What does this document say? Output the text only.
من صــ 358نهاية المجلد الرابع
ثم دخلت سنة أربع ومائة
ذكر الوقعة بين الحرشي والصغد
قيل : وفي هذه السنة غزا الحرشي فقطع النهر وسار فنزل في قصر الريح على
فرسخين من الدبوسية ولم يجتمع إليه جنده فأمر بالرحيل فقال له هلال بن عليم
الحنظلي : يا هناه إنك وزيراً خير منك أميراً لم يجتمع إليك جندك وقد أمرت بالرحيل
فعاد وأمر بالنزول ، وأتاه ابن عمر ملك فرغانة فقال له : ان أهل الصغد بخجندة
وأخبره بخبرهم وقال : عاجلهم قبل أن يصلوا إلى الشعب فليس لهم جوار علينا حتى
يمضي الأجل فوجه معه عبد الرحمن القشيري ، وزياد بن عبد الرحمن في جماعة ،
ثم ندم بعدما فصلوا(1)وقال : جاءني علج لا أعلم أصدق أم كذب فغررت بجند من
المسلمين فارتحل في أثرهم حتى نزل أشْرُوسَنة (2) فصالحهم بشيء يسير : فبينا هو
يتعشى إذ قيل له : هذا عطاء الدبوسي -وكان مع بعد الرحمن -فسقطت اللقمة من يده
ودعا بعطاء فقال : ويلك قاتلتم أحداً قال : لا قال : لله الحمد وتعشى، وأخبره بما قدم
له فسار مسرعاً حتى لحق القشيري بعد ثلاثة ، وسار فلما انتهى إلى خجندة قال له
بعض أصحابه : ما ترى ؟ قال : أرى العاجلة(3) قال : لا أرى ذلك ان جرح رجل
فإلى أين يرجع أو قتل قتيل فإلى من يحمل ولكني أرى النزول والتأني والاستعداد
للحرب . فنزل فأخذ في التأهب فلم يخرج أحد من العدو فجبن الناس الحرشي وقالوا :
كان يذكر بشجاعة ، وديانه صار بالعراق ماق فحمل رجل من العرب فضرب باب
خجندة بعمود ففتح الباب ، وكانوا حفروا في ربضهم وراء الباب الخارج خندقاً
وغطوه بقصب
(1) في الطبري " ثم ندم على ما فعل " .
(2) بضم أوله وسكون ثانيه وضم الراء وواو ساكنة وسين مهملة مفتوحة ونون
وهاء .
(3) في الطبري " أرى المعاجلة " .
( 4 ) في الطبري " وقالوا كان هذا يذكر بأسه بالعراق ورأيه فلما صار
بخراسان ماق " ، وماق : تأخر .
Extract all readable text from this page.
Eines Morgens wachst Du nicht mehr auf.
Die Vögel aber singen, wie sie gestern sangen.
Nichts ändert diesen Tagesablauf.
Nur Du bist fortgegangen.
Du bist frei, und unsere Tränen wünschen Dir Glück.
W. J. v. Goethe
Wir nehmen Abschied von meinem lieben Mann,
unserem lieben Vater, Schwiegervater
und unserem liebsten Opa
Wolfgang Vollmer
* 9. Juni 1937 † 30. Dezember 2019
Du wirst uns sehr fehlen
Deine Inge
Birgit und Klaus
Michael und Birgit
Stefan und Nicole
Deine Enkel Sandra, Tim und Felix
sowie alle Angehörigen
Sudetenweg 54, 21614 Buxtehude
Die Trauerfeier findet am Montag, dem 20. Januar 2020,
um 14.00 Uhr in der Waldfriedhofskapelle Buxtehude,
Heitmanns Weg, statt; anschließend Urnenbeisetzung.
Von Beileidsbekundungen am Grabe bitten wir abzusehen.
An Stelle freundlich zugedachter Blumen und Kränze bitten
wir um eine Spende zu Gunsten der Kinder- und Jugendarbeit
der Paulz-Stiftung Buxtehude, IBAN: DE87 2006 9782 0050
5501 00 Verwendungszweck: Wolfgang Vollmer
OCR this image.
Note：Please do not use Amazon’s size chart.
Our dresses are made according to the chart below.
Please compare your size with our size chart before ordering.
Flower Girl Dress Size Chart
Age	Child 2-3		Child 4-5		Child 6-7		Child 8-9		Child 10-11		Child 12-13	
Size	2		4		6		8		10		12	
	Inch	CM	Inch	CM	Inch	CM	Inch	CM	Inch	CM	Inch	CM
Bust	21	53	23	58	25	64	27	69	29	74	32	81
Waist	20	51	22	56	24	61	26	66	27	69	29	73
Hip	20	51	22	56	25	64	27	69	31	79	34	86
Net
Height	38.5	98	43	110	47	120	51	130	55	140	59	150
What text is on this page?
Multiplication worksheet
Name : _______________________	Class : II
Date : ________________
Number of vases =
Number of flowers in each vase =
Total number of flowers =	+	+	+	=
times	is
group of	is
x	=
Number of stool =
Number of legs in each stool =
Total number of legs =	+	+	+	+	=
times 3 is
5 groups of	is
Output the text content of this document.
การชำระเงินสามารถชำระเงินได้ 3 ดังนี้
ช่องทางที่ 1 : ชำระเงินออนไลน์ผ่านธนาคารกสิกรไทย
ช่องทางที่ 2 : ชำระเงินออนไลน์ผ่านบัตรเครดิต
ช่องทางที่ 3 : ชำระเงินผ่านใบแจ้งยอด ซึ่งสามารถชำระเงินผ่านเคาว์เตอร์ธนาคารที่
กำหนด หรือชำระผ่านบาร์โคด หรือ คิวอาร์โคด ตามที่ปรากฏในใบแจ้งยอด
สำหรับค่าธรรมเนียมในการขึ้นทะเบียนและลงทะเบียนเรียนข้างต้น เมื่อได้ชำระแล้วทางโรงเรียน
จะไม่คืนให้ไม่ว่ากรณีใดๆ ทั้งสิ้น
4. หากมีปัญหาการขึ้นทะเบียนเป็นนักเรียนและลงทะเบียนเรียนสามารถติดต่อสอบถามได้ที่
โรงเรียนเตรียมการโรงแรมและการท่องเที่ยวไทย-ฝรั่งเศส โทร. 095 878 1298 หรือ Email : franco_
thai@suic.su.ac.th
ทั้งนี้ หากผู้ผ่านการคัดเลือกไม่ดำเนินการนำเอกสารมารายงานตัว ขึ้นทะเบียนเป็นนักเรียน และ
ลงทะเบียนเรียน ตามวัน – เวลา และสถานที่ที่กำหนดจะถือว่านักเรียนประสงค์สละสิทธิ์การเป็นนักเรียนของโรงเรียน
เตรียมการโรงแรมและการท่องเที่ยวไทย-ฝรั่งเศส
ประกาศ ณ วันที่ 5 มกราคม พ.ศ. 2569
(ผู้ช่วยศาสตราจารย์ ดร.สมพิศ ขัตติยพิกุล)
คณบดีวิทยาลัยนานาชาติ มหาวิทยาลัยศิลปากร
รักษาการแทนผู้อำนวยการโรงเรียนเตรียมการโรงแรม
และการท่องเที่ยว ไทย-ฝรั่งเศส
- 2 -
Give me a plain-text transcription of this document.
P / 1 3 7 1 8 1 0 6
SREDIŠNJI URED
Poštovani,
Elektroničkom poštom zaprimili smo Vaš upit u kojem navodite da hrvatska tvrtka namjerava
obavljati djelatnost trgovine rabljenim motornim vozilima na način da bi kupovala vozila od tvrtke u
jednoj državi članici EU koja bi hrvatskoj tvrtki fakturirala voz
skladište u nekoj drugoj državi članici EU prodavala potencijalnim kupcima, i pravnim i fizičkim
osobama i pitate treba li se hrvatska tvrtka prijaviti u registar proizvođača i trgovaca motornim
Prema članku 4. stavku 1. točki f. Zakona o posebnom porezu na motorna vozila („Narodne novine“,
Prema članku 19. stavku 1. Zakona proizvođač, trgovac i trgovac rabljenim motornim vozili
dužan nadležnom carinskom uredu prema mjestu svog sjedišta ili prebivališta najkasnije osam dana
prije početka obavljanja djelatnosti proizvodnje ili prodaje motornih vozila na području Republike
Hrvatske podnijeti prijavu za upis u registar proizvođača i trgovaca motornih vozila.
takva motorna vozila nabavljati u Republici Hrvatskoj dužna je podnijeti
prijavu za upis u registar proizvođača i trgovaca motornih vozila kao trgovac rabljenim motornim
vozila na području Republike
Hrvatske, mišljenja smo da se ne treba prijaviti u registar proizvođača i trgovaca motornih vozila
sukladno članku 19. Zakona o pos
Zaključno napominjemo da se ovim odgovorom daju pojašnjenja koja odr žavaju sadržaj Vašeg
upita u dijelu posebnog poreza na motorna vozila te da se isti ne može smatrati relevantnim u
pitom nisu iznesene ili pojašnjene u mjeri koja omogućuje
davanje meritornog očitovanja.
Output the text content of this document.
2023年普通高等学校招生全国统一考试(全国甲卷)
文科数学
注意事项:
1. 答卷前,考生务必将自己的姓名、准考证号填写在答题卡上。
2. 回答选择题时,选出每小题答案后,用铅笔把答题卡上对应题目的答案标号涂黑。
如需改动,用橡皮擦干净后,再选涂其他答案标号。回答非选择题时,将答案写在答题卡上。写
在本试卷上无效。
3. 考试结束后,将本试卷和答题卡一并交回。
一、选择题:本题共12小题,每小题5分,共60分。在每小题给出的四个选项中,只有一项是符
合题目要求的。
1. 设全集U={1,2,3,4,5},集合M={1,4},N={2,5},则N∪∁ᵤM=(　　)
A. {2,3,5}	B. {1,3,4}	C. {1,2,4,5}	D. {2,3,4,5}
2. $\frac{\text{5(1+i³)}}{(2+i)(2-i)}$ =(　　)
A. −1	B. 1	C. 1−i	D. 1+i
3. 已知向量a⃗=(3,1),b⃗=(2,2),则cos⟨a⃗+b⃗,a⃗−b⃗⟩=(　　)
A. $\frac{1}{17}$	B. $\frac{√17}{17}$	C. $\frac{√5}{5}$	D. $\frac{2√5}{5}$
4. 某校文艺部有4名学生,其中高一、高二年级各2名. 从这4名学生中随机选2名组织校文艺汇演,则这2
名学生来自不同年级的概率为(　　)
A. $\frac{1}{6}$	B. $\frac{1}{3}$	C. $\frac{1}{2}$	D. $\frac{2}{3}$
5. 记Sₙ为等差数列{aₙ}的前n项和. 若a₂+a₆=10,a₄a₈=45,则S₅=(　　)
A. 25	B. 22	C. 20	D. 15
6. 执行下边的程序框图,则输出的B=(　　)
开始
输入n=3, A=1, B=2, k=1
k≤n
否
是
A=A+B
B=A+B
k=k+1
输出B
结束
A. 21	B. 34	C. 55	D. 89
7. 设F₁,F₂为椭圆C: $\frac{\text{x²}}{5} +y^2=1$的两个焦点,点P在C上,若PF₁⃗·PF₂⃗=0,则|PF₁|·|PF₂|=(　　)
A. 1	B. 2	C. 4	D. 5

# Short problem
Filter the listing for the word "document" and copy every line that holds it.

# Exercise output
What does this document say? Output the text only.
Output the text content of this document.
Give me a plain-text transcription of this document.
Output the text content of this document.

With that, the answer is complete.